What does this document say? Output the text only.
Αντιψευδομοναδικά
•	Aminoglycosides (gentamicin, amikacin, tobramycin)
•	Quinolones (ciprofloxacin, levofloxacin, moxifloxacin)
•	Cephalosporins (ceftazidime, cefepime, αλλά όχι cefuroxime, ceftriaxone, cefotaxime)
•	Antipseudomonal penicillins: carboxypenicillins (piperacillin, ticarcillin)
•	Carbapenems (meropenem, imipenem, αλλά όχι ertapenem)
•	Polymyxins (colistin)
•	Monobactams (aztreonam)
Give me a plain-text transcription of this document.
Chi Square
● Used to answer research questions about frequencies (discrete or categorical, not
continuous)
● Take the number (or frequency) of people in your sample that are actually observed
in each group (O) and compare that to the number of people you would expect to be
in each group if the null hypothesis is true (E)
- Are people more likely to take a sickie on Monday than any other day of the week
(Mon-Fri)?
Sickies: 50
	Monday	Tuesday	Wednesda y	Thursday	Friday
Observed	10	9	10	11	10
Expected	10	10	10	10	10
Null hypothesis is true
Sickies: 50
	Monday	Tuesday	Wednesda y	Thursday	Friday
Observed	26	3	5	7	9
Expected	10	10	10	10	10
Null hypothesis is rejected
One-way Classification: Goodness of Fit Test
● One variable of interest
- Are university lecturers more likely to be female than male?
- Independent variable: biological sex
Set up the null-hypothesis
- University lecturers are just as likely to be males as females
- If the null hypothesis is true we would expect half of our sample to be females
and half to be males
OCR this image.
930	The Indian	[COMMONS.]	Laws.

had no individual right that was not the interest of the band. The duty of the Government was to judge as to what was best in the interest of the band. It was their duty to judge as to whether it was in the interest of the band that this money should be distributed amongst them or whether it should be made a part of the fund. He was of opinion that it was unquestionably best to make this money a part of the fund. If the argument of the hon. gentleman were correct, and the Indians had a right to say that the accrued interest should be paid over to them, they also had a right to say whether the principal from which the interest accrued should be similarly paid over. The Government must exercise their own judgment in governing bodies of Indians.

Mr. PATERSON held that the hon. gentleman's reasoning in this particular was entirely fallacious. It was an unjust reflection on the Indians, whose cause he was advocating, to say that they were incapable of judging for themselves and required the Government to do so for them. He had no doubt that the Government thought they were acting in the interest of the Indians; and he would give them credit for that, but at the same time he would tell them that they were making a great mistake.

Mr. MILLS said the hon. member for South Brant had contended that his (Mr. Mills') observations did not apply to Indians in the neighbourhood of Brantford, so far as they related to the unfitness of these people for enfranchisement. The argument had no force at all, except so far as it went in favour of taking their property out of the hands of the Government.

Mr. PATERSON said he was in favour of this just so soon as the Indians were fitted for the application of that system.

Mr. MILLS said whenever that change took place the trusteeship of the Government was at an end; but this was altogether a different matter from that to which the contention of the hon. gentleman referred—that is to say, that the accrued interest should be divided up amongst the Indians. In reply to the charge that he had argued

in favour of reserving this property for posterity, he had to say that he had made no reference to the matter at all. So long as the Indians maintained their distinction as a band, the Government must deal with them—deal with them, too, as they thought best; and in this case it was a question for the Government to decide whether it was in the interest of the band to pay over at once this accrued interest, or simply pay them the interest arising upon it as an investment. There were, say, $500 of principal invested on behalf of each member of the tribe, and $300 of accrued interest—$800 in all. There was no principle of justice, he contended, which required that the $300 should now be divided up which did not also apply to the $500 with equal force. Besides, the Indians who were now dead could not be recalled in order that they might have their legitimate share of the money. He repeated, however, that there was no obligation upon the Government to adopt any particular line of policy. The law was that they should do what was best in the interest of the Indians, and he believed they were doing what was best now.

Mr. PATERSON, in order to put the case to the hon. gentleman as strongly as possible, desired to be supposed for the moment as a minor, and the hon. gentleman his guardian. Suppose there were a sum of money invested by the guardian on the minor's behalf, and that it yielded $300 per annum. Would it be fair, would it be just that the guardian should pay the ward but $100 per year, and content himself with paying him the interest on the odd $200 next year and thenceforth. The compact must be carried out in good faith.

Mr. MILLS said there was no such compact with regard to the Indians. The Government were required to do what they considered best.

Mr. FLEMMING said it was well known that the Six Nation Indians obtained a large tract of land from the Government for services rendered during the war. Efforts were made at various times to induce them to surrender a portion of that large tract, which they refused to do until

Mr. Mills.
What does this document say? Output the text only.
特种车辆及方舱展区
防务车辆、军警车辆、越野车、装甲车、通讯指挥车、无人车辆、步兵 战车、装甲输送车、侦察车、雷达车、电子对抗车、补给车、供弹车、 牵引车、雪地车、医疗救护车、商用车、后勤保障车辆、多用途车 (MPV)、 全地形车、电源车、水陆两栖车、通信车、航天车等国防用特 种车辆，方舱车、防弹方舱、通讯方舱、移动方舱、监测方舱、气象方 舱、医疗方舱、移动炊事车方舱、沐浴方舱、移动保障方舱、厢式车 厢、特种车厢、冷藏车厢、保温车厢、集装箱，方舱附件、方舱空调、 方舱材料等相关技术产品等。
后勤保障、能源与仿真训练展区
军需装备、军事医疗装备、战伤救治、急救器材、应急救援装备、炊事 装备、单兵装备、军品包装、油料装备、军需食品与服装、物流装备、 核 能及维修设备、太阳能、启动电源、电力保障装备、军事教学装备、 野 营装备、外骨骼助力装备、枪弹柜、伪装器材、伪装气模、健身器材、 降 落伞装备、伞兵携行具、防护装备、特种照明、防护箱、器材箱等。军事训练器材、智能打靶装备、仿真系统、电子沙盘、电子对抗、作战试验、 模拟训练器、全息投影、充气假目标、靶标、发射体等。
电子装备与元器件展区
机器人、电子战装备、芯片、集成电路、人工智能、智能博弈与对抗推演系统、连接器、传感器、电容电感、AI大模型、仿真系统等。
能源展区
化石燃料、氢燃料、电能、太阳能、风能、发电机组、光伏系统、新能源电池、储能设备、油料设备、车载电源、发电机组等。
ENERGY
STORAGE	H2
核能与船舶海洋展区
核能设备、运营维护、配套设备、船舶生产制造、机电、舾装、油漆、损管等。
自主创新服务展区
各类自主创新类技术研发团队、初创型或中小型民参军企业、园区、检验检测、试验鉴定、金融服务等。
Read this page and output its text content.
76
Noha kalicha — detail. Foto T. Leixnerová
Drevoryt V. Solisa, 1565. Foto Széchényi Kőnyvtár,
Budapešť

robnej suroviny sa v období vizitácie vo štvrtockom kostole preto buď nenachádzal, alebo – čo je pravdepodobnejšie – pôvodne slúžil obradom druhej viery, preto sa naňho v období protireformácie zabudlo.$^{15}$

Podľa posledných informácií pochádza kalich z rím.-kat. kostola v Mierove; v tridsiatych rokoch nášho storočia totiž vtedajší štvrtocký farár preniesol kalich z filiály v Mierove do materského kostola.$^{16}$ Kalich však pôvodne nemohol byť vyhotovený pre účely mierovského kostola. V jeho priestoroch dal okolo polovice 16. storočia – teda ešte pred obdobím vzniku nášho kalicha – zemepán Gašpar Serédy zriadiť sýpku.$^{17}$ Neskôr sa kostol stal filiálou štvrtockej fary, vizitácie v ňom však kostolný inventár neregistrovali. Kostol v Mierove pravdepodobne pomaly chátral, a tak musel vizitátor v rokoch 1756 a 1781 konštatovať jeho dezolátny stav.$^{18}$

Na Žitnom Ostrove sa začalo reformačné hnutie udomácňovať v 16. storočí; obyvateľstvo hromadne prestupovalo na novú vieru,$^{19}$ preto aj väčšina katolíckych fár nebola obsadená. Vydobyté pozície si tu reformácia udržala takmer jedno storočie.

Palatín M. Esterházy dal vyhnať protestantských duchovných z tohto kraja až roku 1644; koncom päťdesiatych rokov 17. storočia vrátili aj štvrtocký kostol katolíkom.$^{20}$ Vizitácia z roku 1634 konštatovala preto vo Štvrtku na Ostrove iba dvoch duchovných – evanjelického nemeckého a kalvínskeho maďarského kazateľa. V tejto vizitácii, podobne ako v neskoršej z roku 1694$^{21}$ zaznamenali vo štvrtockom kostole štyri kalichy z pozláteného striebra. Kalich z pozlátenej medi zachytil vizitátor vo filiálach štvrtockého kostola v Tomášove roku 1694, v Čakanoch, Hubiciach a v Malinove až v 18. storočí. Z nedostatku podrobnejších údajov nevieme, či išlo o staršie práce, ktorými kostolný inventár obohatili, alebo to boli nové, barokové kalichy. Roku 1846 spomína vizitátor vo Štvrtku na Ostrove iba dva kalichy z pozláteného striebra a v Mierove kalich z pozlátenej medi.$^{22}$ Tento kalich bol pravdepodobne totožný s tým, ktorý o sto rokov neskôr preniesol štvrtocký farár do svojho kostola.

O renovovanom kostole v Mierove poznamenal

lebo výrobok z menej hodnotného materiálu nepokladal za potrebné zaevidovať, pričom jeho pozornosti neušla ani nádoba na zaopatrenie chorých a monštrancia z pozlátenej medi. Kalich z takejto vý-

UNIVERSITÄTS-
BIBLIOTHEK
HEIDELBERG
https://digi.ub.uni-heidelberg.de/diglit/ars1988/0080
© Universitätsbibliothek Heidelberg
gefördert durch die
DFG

§ SHORT PROBLEM:
List each line holding the string "people".

§ THE SOLUTION:
● Take the number (or frequency) of people in your sample that are actually observed
in each group (O) and compare that to the number of people you would expect to be
- Are people more likely to take a sickie on Monday than any other day of the week
Mr. MILLS said the hon. member for South Brant had contended that his (Mr. Mills') observations did not apply to Indians in the neighbourhood of Brantford, so far as they related to the unfitness of these people for enfranchisement. The argument had no force at all, except so far as it went in favour of taking their property out of the hands of the Government.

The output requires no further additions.